Start Provided records
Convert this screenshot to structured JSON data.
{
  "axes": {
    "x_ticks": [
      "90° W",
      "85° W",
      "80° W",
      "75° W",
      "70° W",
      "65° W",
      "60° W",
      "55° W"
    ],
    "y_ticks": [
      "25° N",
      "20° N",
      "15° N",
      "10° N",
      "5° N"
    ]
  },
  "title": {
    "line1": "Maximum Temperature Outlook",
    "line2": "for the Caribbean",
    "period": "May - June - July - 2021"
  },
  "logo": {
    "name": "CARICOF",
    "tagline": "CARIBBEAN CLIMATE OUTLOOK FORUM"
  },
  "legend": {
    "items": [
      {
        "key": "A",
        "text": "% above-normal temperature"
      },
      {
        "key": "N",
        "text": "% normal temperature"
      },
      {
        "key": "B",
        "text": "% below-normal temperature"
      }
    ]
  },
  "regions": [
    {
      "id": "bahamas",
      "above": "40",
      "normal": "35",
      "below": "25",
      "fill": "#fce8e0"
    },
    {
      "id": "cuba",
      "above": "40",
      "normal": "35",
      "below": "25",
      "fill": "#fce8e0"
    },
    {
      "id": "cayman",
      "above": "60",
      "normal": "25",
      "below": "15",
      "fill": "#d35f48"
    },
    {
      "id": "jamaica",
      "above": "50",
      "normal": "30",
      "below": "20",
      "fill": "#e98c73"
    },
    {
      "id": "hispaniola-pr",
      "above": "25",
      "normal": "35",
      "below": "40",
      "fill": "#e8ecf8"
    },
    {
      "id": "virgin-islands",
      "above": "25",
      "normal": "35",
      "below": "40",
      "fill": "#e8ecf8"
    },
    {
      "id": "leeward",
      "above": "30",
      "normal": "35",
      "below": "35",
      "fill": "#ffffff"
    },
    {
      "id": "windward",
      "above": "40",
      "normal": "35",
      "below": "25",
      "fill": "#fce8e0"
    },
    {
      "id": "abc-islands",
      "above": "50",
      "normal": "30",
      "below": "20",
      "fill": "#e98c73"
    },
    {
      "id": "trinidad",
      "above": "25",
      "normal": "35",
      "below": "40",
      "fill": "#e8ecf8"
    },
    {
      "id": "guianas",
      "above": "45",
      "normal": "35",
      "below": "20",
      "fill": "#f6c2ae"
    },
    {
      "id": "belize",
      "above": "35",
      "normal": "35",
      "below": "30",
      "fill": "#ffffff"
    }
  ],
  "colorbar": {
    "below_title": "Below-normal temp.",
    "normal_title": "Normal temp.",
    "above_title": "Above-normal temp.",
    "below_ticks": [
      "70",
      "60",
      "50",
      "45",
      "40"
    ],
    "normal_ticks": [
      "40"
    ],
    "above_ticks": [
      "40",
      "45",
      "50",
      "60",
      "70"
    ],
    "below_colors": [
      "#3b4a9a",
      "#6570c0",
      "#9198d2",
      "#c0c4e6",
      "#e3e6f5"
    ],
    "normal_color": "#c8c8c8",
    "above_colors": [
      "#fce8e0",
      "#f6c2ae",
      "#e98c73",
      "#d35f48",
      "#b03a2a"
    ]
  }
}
End Provided records
■ Goal ■
Exactly reproduce all of the entries.

■ Response below ■
Convert this screenshot to structured JSON data.
{
  "axes": {
    "x_ticks": [
      "90° W",
      "85° W",
      "80° W",
      "75° W",
      "70° W",
      "65° W",
      "60° W",
      "55° W"
    ],
    "y_ticks": [
      "25° N",
      "20° N",
      "15° N",
      "10° N",
      "5° N"
    ]
  },
  "title": {
    "line1": "Maximum Temperature Outlook",
    "line2": "for the Caribbean",
    "period": "May - June - July - 2021"
  },
  "logo": {
    "name": "CARICOF",
    "tagline": "CARIBBEAN CLIMATE OUTLOOK FORUM"
  },
  "legend": {
    "items": [
      {
        "key": "A",
        "text": "% above-normal temperature"
      },
      {
        "key": "N",
        "text": "% normal temperature"
      },
      {
        "key": "B",
        "text": "% below-normal temperature"
      }
    ]
  },
  "regions": [
    {
      "id": "bahamas",
      "above": "40",
      "normal": "35",
      "below": "25",
      "fill": "#fce8e0"
    },
    {
      "id": "cuba",
      "above": "40",
      "normal": "35",
      "below": "25",
      "fill": "#fce8e0"
    },
    {
      "id": "cayman",
      "above": "60",
      "normal": "25",
      "below": "15",
      "fill": "#d35f48"
    },
    {
      "id": "jamaica",
      "above": "50",
      "normal": "30",
      "below": "20",
      "fill": "#e98c73"
    },
    {
      "id": "hispaniola-pr",
      "above": "25",
      "normal": "35",
      "below": "40",
      "fill": "#e8ecf8"
    },
    {
      "id": "virgin-islands",
      "above": "25",
      "normal": "35",
      "below": "40",
      "fill": "#e8ecf8"
    },
    {
      "id": "leeward",
      "above": "30",
      "normal": "35",
      "below": "35",
      "fill": "#ffffff"
    },
    {
      "id": "windward",
      "above": "40",
      "normal": "35",
      "below": "25",
      "fill": "#fce8e0"
    },
    {
      "id": "abc-islands",
      "above": "50",
      "normal": "30",
      "below": "20",
      "fill": "#e98c73"
    },
    {
      "id": "trinidad",
      "above": "25",
      "normal": "35",
      "below": "40",
      "fill": "#e8ecf8"
    },
    {
      "id": "guianas",
      "above": "45",
      "normal": "35",
      "below": "20",
      "fill": "#f6c2ae"
    },
    {
      "id": "belize",
      "above": "35",
      "normal": "35",
      "below": "30",
      "fill": "#ffffff"
    }
  ],
  "colorbar": {
    "below_title": "Below-normal temp.",
    "normal_title": "Normal temp.",
    "above_title": "Above-normal temp.",
    "below_ticks": [
      "70",
      "60",
      "50",
      "45",
      "40"
    ],
    "normal_ticks": [
      "40"
    ],
    "above_ticks": [
      "40",
      "45",
      "50",
      "60",
      "70"
    ],
    "below_colors": [
      "#3b4a9a",
      "#6570c0",
      "#9198d2",
      "#c0c4e6",
      "#e3e6f5"
    ],
    "normal_color": "#c8c8c8",
    "above_colors": [
      "#fce8e0",
      "#f6c2ae",
      "#e98c73",
      "#d35f48",
      "#b03a2a"
    ]
  }
}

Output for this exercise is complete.